> **Stored items**
• • • • •
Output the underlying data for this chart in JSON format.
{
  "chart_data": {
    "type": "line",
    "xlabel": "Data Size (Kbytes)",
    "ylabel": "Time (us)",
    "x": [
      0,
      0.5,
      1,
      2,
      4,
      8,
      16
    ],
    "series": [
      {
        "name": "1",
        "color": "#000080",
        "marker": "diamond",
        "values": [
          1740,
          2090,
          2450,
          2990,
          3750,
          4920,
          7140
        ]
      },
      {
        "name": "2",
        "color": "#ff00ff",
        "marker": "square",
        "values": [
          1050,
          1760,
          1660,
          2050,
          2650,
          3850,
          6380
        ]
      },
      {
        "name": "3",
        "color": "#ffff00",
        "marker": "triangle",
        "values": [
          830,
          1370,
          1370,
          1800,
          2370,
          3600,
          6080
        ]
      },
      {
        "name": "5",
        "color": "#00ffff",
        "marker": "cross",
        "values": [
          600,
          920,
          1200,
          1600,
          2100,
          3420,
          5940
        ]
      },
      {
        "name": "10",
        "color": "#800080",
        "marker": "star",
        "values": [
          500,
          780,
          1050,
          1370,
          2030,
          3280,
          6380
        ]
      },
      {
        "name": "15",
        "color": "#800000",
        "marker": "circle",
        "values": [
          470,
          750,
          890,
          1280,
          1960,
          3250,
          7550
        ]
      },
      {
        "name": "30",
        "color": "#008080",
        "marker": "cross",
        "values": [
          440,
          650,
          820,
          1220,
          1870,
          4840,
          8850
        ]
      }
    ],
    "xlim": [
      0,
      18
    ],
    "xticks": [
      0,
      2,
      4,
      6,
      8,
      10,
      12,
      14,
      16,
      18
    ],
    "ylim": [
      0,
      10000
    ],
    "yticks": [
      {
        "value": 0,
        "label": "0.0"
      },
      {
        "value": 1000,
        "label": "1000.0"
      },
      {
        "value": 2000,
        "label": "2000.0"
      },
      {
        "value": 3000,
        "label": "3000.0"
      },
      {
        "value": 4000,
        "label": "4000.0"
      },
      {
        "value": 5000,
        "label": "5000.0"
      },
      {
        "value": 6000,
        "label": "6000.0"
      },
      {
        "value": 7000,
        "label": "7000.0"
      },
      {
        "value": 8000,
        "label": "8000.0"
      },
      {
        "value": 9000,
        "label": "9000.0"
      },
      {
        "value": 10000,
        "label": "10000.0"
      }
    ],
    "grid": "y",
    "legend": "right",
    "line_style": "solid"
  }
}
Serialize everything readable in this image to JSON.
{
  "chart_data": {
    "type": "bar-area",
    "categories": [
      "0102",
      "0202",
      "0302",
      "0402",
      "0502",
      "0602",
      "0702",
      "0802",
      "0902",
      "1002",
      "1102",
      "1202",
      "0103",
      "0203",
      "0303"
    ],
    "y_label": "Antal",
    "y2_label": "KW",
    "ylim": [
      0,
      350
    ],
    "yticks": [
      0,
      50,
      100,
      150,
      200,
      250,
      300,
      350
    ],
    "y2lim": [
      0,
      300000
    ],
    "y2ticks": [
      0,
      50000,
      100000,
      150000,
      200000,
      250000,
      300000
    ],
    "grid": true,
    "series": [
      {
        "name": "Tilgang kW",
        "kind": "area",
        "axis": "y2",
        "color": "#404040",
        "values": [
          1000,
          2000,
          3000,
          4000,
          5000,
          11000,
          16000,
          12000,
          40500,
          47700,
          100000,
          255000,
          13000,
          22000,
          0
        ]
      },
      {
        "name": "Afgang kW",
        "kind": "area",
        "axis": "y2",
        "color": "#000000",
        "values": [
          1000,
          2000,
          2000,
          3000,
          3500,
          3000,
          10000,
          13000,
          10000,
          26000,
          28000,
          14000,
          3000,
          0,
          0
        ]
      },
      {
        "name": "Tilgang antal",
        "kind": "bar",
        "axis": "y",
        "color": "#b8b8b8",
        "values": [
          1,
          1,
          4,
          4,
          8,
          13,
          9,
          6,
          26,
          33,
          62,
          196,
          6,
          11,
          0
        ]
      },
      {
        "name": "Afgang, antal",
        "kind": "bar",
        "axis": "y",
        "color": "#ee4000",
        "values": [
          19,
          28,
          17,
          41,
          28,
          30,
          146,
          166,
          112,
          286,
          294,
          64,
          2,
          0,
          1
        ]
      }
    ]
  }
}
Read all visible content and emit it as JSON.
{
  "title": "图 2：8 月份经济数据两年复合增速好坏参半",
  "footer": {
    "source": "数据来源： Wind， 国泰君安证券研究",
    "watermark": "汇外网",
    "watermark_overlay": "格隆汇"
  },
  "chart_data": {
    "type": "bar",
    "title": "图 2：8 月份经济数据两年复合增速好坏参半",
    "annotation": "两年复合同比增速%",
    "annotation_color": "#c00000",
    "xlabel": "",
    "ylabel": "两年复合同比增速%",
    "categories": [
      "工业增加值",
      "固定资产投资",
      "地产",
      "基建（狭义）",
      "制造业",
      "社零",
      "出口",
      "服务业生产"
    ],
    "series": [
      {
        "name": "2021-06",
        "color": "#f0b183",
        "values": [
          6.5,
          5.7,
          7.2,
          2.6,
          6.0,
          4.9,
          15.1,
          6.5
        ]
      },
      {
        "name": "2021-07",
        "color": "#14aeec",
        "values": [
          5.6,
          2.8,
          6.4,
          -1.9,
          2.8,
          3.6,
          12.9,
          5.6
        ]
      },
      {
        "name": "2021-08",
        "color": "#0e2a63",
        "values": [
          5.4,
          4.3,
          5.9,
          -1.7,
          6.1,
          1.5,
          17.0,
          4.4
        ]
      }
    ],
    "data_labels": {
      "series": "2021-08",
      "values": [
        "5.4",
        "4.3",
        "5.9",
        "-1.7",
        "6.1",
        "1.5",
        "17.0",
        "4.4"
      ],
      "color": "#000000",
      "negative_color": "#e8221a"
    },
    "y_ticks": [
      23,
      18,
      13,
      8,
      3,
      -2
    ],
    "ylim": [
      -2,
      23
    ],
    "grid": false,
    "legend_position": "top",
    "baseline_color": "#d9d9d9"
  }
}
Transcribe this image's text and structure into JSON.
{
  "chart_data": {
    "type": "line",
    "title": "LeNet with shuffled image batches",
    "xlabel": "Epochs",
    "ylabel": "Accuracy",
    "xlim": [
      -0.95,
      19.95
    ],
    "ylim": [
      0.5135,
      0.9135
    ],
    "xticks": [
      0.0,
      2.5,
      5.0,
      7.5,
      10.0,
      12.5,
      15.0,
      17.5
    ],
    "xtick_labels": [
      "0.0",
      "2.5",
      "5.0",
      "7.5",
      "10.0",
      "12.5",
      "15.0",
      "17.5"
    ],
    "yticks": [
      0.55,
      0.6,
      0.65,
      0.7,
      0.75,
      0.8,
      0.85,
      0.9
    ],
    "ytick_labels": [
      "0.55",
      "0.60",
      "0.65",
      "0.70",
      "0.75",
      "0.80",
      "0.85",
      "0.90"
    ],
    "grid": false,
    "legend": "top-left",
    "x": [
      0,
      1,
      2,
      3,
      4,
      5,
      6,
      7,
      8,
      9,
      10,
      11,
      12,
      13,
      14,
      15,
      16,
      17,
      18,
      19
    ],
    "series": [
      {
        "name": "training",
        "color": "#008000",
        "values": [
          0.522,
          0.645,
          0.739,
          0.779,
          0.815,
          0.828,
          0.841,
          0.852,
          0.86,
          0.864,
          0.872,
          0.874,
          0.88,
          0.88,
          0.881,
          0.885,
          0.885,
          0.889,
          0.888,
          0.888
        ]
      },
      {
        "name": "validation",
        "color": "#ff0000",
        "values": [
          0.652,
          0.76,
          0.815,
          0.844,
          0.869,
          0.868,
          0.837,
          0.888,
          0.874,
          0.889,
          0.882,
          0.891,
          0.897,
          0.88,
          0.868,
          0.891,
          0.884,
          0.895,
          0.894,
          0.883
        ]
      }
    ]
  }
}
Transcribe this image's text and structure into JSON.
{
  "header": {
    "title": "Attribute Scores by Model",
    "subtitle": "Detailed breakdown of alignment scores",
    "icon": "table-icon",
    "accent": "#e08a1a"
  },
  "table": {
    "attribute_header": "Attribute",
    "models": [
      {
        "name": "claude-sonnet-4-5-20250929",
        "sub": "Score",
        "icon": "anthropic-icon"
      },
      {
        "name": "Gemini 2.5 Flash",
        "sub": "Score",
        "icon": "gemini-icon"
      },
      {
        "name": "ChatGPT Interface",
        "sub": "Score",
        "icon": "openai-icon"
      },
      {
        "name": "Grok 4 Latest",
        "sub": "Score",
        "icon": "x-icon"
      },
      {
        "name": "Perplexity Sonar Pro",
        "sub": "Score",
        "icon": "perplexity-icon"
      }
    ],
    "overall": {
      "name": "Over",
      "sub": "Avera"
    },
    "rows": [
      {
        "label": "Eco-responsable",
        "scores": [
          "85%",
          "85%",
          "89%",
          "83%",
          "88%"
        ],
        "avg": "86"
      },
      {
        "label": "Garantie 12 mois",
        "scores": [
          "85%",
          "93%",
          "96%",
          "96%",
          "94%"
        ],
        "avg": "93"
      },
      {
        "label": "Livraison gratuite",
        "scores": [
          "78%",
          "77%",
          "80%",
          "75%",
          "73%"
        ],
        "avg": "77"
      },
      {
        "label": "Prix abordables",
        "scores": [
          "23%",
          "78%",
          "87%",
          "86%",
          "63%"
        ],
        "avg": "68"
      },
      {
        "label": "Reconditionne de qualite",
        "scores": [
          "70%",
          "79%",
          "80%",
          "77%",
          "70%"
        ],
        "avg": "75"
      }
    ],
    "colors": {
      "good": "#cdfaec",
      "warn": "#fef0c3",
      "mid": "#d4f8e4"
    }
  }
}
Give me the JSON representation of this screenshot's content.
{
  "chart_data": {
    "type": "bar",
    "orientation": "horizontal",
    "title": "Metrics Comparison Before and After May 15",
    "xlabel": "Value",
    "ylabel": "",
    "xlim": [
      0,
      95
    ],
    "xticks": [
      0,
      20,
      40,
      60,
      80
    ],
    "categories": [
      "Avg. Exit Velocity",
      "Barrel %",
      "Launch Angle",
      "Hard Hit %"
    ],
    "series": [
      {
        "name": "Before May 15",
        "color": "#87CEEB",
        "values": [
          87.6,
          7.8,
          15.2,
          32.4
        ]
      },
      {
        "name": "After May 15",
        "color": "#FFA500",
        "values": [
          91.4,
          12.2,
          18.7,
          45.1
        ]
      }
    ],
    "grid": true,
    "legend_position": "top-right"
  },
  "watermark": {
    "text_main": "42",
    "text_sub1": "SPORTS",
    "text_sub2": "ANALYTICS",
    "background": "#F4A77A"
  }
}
• • • • •
> **WHAT IS EXPECTED**
In the lines above, locate the string "marker". Copy every line where it occurs.

> **RESULT BELOW**
        "marker": "diamond",
        "marker": "square",
        "marker": "triangle",
        "marker": "cross",
        "marker": "star",
        "marker": "circle",
        "marker": "cross",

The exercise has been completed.